▶ **AIM OF THE TASK**: Output the full material exactly as it appears here.

▶ **GIVEN ENTRIES**:
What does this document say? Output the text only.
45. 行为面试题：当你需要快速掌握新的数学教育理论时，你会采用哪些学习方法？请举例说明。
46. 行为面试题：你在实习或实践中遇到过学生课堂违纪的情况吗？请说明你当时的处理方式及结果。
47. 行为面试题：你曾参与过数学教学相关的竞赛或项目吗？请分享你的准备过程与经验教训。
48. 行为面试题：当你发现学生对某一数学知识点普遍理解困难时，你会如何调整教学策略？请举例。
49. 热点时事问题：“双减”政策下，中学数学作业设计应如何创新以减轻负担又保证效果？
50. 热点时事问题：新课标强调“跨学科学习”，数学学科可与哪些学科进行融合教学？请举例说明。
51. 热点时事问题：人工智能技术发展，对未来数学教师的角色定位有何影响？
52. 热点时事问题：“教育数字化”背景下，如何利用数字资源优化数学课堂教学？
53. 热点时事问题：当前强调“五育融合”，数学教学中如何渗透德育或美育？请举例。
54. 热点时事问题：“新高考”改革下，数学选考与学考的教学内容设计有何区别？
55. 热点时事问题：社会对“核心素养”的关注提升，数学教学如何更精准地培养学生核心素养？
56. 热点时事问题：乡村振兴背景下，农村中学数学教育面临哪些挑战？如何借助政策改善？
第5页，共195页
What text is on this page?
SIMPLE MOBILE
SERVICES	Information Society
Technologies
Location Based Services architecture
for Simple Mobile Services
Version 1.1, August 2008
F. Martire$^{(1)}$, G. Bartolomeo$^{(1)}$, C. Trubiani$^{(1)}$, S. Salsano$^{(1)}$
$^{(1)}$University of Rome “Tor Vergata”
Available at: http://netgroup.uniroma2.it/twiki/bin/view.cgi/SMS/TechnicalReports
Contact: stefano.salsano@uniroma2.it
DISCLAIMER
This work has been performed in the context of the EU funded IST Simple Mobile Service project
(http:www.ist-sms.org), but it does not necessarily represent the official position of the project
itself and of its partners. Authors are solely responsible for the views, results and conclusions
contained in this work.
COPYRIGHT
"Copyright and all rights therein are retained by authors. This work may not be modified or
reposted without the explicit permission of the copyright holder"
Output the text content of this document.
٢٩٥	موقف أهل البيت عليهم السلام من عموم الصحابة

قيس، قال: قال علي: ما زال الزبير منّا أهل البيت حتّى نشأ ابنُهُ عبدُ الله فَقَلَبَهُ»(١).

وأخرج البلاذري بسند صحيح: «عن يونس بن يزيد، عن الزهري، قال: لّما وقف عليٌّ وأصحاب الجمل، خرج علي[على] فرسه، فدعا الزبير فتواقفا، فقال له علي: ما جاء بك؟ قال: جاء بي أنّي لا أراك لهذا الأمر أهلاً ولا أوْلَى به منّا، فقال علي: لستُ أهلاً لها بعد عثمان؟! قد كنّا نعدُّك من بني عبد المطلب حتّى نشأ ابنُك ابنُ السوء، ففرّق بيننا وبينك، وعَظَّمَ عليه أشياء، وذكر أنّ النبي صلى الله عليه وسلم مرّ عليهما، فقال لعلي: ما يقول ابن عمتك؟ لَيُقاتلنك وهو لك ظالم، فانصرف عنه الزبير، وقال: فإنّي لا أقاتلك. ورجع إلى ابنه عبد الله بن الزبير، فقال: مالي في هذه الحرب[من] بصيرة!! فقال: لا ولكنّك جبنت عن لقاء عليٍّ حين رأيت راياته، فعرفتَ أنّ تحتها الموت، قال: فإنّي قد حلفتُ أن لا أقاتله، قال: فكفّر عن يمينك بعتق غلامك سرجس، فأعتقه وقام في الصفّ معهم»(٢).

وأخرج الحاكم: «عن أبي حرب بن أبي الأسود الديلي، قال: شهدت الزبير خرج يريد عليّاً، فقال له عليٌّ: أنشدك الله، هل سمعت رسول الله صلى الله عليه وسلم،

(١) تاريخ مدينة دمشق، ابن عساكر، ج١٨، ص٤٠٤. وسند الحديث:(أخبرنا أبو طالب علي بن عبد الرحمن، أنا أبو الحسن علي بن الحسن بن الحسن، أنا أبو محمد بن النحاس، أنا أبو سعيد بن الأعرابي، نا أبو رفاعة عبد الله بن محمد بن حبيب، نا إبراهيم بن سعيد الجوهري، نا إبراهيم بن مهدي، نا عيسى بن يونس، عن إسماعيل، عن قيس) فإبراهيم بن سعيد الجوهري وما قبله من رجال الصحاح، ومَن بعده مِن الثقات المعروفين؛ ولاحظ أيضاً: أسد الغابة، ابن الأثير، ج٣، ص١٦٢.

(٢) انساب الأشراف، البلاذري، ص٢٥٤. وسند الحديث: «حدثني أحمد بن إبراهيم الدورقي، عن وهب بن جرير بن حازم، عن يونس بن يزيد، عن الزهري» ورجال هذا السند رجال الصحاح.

▶ **EXERCISE RESPONSE**:
What does this document say? Output the text only.
45. 行为面试题：当你需要快速掌握新的数学教育理论时，你会采用哪些学习方法？请举例说明。
46. 行为面试题：你在实习或实践中遇到过学生课堂违纪的情况吗？请说明你当时的处理方式及结果。
47. 行为面试题：你曾参与过数学教学相关的竞赛或项目吗？请分享你的准备过程与经验教训。
48. 行为面试题：当你发现学生对某一数学知识点普遍理解困难时，你会如何调整教学策略？请举例。
49. 热点时事问题：“双减”政策下，中学数学作业设计应如何创新以减轻负担又保证效果？
50. 热点时事问题：新课标强调“跨学科学习”，数学学科可与哪些学科进行融合教学？请举例说明。
51. 热点时事问题：人工智能技术发展，对未来数学教师的角色定位有何影响？
52. 热点时事问题：“教育数字化”背景下，如何利用数字资源优化数学课堂教学？
53. 热点时事问题：当前强调“五育融合”，数学教学中如何渗透德育或美育？请举例。
54. 热点时事问题：“新高考”改革下，数学选考与学考的教学内容设计有何区别？
55. 热点时事问题：社会对“核心素养”的关注提升，数学教学如何更精准地培养学生核心素养？
56. 热点时事问题：乡村振兴背景下，农村中学数学教育面临哪些挑战？如何借助政策改善？
第5页，共195页
What text is on this page?
SIMPLE MOBILE
SERVICES	Information Society
Technologies
Location Based Services architecture
for Simple Mobile Services
Version 1.1, August 2008
F. Martire$^{(1)}$, G. Bartolomeo$^{(1)}$, C. Trubiani$^{(1)}$, S. Salsano$^{(1)}$
$^{(1)}$University of Rome “Tor Vergata”
Available at: http://netgroup.uniroma2.it/twiki/bin/view.cgi/SMS/TechnicalReports
Contact: stefano.salsano@uniroma2.it
DISCLAIMER
This work has been performed in the context of the EU funded IST Simple Mobile Service project
(http:www.ist-sms.org), but it does not necessarily represent the official position of the project
itself and of its partners. Authors are solely responsible for the views, results and conclusions
contained in this work.
COPYRIGHT
"Copyright and all rights therein are retained by authors. This work may not be modified or
reposted without the explicit permission of the copyright holder"
Output the text content of this document.
٢٩٥	موقف أهل البيت عليهم السلام من عموم الصحابة

قيس، قال: قال علي: ما زال الزبير منّا أهل البيت حتّى نشأ ابنُهُ عبدُ الله فَقَلَبَهُ»(١).

وأخرج البلاذري بسند صحيح: «عن يونس بن يزيد، عن الزهري، قال: لّما وقف عليٌّ وأصحاب الجمل، خرج علي[على] فرسه، فدعا الزبير فتواقفا، فقال له علي: ما جاء بك؟ قال: جاء بي أنّي لا أراك لهذا الأمر أهلاً ولا أوْلَى به منّا، فقال علي: لستُ أهلاً لها بعد عثمان؟! قد كنّا نعدُّك من بني عبد المطلب حتّى نشأ ابنُك ابنُ السوء، ففرّق بيننا وبينك، وعَظَّمَ عليه أشياء، وذكر أنّ النبي صلى الله عليه وسلم مرّ عليهما، فقال لعلي: ما يقول ابن عمتك؟ لَيُقاتلنك وهو لك ظالم، فانصرف عنه الزبير، وقال: فإنّي لا أقاتلك. ورجع إلى ابنه عبد الله بن الزبير، فقال: مالي في هذه الحرب[من] بصيرة!! فقال: لا ولكنّك جبنت عن لقاء عليٍّ حين رأيت راياته، فعرفتَ أنّ تحتها الموت، قال: فإنّي قد حلفتُ أن لا أقاتله، قال: فكفّر عن يمينك بعتق غلامك سرجس، فأعتقه وقام في الصفّ معهم»(٢).

وأخرج الحاكم: «عن أبي حرب بن أبي الأسود الديلي، قال: شهدت الزبير خرج يريد عليّاً، فقال له عليٌّ: أنشدك الله، هل سمعت رسول الله صلى الله عليه وسلم،

(١) تاريخ مدينة دمشق، ابن عساكر، ج١٨، ص٤٠٤. وسند الحديث:(أخبرنا أبو طالب علي بن عبد الرحمن، أنا أبو الحسن علي بن الحسن بن الحسن، أنا أبو محمد بن النحاس، أنا أبو سعيد بن الأعرابي، نا أبو رفاعة عبد الله بن محمد بن حبيب، نا إبراهيم بن سعيد الجوهري، نا إبراهيم بن مهدي، نا عيسى بن يونس، عن إسماعيل، عن قيس) فإبراهيم بن سعيد الجوهري وما قبله من رجال الصحاح، ومَن بعده مِن الثقات المعروفين؛ ولاحظ أيضاً: أسد الغابة، ابن الأثير، ج٣، ص١٦٢.

(٢) انساب الأشراف، البلاذري، ص٢٥٤. وسند الحديث: «حدثني أحمد بن إبراهيم الدورقي، عن وهب بن جرير بن حازم، عن يونس بن يزيد، عن الزهري» ورجال هذا السند رجال الصحاح.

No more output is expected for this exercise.